[Material for the task]
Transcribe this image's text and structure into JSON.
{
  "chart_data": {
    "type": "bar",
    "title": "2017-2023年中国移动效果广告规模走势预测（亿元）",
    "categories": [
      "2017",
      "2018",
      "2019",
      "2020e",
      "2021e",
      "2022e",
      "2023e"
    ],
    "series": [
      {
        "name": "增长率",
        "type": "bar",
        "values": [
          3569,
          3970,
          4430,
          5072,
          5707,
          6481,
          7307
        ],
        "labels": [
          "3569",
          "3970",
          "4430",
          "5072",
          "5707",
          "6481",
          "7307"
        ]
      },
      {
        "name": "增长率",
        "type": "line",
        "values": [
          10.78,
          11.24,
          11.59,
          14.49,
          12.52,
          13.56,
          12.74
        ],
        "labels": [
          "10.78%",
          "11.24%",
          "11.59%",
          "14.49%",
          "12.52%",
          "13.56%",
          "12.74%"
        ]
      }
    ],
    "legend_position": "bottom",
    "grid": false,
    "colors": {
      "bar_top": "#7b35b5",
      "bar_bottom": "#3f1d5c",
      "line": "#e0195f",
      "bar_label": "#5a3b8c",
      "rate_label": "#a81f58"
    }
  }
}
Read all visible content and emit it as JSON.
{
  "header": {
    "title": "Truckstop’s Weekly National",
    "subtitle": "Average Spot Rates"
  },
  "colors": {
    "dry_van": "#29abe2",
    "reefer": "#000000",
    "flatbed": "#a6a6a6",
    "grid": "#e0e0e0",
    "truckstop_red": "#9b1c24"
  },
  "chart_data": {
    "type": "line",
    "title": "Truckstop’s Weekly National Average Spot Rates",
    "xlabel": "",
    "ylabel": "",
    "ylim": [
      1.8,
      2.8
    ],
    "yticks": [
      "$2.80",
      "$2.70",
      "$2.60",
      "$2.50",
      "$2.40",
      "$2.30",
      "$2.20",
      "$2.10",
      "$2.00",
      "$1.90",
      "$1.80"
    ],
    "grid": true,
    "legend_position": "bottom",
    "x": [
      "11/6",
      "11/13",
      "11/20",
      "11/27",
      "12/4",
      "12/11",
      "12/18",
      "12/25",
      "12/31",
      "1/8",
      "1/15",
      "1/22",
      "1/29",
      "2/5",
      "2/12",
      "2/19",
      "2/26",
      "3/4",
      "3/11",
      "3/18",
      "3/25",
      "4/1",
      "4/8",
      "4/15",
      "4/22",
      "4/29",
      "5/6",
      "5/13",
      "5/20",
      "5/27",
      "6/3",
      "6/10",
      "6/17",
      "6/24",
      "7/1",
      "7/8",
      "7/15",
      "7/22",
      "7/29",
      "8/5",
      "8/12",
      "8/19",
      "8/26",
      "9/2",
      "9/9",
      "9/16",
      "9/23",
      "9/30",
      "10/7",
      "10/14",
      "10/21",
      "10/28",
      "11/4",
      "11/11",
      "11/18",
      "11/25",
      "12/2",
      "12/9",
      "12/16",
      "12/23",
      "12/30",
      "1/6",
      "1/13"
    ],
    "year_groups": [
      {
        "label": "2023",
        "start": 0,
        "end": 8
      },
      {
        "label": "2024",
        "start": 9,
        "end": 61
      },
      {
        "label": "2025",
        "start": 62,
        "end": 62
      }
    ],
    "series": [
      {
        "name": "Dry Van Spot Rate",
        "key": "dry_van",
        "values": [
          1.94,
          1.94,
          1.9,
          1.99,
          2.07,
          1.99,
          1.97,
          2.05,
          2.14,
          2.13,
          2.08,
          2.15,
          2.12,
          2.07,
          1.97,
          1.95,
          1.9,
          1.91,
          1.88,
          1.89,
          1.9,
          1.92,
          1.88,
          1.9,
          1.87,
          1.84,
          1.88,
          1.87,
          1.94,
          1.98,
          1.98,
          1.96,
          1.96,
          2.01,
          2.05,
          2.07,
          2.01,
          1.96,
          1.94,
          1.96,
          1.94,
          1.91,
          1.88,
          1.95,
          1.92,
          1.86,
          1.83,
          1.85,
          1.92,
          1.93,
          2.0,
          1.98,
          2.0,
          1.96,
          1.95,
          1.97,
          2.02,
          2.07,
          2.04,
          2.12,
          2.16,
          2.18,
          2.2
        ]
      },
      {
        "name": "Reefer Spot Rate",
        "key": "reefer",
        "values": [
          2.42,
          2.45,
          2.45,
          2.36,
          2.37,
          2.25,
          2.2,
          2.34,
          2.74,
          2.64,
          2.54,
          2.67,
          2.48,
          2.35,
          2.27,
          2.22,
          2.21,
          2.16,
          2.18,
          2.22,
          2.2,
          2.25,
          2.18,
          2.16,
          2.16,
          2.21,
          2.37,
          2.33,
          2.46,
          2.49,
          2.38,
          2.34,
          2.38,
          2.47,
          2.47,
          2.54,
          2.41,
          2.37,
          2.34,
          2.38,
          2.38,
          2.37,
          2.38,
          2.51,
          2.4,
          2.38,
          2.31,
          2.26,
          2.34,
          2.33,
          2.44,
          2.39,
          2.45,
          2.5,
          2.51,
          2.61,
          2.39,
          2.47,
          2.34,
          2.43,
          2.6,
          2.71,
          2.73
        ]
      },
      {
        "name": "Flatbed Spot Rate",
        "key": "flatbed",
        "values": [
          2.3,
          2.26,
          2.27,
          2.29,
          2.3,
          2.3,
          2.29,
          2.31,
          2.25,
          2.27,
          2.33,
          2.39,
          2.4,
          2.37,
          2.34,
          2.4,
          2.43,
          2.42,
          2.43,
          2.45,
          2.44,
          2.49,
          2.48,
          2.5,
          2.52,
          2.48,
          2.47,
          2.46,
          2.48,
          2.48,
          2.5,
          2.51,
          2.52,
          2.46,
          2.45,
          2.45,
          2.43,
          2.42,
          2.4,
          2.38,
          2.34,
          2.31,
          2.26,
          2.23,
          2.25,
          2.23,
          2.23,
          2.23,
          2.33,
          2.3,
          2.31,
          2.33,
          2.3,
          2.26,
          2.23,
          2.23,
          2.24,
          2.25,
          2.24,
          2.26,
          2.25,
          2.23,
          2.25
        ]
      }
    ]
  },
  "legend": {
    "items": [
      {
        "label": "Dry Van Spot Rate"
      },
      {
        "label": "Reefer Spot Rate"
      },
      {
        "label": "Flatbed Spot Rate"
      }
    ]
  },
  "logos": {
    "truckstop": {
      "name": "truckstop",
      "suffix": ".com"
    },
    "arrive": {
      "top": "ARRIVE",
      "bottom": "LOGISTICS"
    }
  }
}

[To be done]
Set down every line of the listing above again, exactly as given.

[Response for this exercise]
Transcribe this image's text and structure into JSON.
{
  "chart_data": {
    "type": "bar",
    "title": "2017-2023年中国移动效果广告规模走势预测（亿元）",
    "categories": [
      "2017",
      "2018",
      "2019",
      "2020e",
      "2021e",
      "2022e",
      "2023e"
    ],
    "series": [
      {
        "name": "增长率",
        "type": "bar",
        "values": [
          3569,
          3970,
          4430,
          5072,
          5707,
          6481,
          7307
        ],
        "labels": [
          "3569",
          "3970",
          "4430",
          "5072",
          "5707",
          "6481",
          "7307"
        ]
      },
      {
        "name": "增长率",
        "type": "line",
        "values": [
          10.78,
          11.24,
          11.59,
          14.49,
          12.52,
          13.56,
          12.74
        ],
        "labels": [
          "10.78%",
          "11.24%",
          "11.59%",
          "14.49%",
          "12.52%",
          "13.56%",
          "12.74%"
        ]
      }
    ],
    "legend_position": "bottom",
    "grid": false,
    "colors": {
      "bar_top": "#7b35b5",
      "bar_bottom": "#3f1d5c",
      "line": "#e0195f",
      "bar_label": "#5a3b8c",
      "rate_label": "#a81f58"
    }
  }
}
Read all visible content and emit it as JSON.
{
  "header": {
    "title": "Truckstop’s Weekly National",
    "subtitle": "Average Spot Rates"
  },
  "colors": {
    "dry_van": "#29abe2",
    "reefer": "#000000",
    "flatbed": "#a6a6a6",
    "grid": "#e0e0e0",
    "truckstop_red": "#9b1c24"
  },
  "chart_data": {
    "type": "line",
    "title": "Truckstop’s Weekly National Average Spot Rates",
    "xlabel": "",
    "ylabel": "",
    "ylim": [
      1.8,
      2.8
    ],
    "yticks": [
      "$2.80",
      "$2.70",
      "$2.60",
      "$2.50",
      "$2.40",
      "$2.30",
      "$2.20",
      "$2.10",
      "$2.00",
      "$1.90",
      "$1.80"
    ],
    "grid": true,
    "legend_position": "bottom",
    "x": [
      "11/6",
      "11/13",
      "11/20",
      "11/27",
      "12/4",
      "12/11",
      "12/18",
      "12/25",
      "12/31",
      "1/8",
      "1/15",
      "1/22",
      "1/29",
      "2/5",
      "2/12",
      "2/19",
      "2/26",
      "3/4",
      "3/11",
      "3/18",
      "3/25",
      "4/1",
      "4/8",
      "4/15",
      "4/22",
      "4/29",
      "5/6",
      "5/13",
      "5/20",
      "5/27",
      "6/3",
      "6/10",
      "6/17",
      "6/24",
      "7/1",
      "7/8",
      "7/15",
      "7/22",
      "7/29",
      "8/5",
      "8/12",
      "8/19",
      "8/26",
      "9/2",
      "9/9",
      "9/16",
      "9/23",
      "9/30",
      "10/7",
      "10/14",
      "10/21",
      "10/28",
      "11/4",
      "11/11",
      "11/18",
      "11/25",
      "12/2",
      "12/9",
      "12/16",
      "12/23",
      "12/30",
      "1/6",
      "1/13"
    ],
    "year_groups": [
      {
        "label": "2023",
        "start": 0,
        "end": 8
      },
      {
        "label": "2024",
        "start": 9,
        "end": 61
      },
      {
        "label": "2025",
        "start": 62,
        "end": 62
      }
    ],
    "series": [
      {
        "name": "Dry Van Spot Rate",
        "key": "dry_van",
        "values": [
          1.94,
          1.94,
          1.9,
          1.99,
          2.07,
          1.99,
          1.97,
          2.05,
          2.14,
          2.13,
          2.08,
          2.15,
          2.12,
          2.07,
          1.97,
          1.95,
          1.9,
          1.91,
          1.88,
          1.89,
          1.9,
          1.92,
          1.88,
          1.9,
          1.87,
          1.84,
          1.88,
          1.87,
          1.94,
          1.98,
          1.98,
          1.96,
          1.96,
          2.01,
          2.05,
          2.07,
          2.01,
          1.96,
          1.94,
          1.96,
          1.94,
          1.91,
          1.88,
          1.95,
          1.92,
          1.86,
          1.83,
          1.85,
          1.92,
          1.93,
          2.0,
          1.98,
          2.0,
          1.96,
          1.95,
          1.97,
          2.02,
          2.07,
          2.04,
          2.12,
          2.16,
          2.18,
          2.2
        ]
      },
      {
        "name": "Reefer Spot Rate",
        "key": "reefer",
        "values": [
          2.42,
          2.45,
          2.45,
          2.36,
          2.37,
          2.25,
          2.2,
          2.34,
          2.74,
          2.64,
          2.54,
          2.67,
          2.48,
          2.35,
          2.27,
          2.22,
          2.21,
          2.16,
          2.18,
          2.22,
          2.2,
          2.25,
          2.18,
          2.16,
          2.16,
          2.21,
          2.37,
          2.33,
          2.46,
          2.49,
          2.38,
          2.34,
          2.38,
          2.47,
          2.47,
          2.54,
          2.41,
          2.37,
          2.34,
          2.38,
          2.38,
          2.37,
          2.38,
          2.51,
          2.4,
          2.38,
          2.31,
          2.26,
          2.34,
          2.33,
          2.44,
          2.39,
          2.45,
          2.5,
          2.51,
          2.61,
          2.39,
          2.47,
          2.34,
          2.43,
          2.6,
          2.71,
          2.73
        ]
      },
      {
        "name": "Flatbed Spot Rate",
        "key": "flatbed",
        "values": [
          2.3,
          2.26,
          2.27,
          2.29,
          2.3,
          2.3,
          2.29,
          2.31,
          2.25,
          2.27,
          2.33,
          2.39,
          2.4,
          2.37,
          2.34,
          2.4,
          2.43,
          2.42,
          2.43,
          2.45,
          2.44,
          2.49,
          2.48,
          2.5,
          2.52,
          2.48,
          2.47,
          2.46,
          2.48,
          2.48,
          2.5,
          2.51,
          2.52,
          2.46,
          2.45,
          2.45,
          2.43,
          2.42,
          2.4,
          2.38,
          2.34,
          2.31,
          2.26,
          2.23,
          2.25,
          2.23,
          2.23,
          2.23,
          2.33,
          2.3,
          2.31,
          2.33,
          2.3,
          2.26,
          2.23,
          2.23,
          2.24,
          2.25,
          2.24,
          2.26,
          2.25,
          2.23,
          2.25
        ]
      }
    ]
  },
  "legend": {
    "items": [
      {
        "label": "Dry Van Spot Rate"
      },
      {
        "label": "Reefer Spot Rate"
      },
      {
        "label": "Flatbed Spot Rate"
      }
    ]
  },
  "logos": {
    "truckstop": {
      "name": "truckstop",
      "suffix": ".com"
    },
    "arrive": {
      "top": "ARRIVE",
      "bottom": "LOGISTICS"
    }
  }
}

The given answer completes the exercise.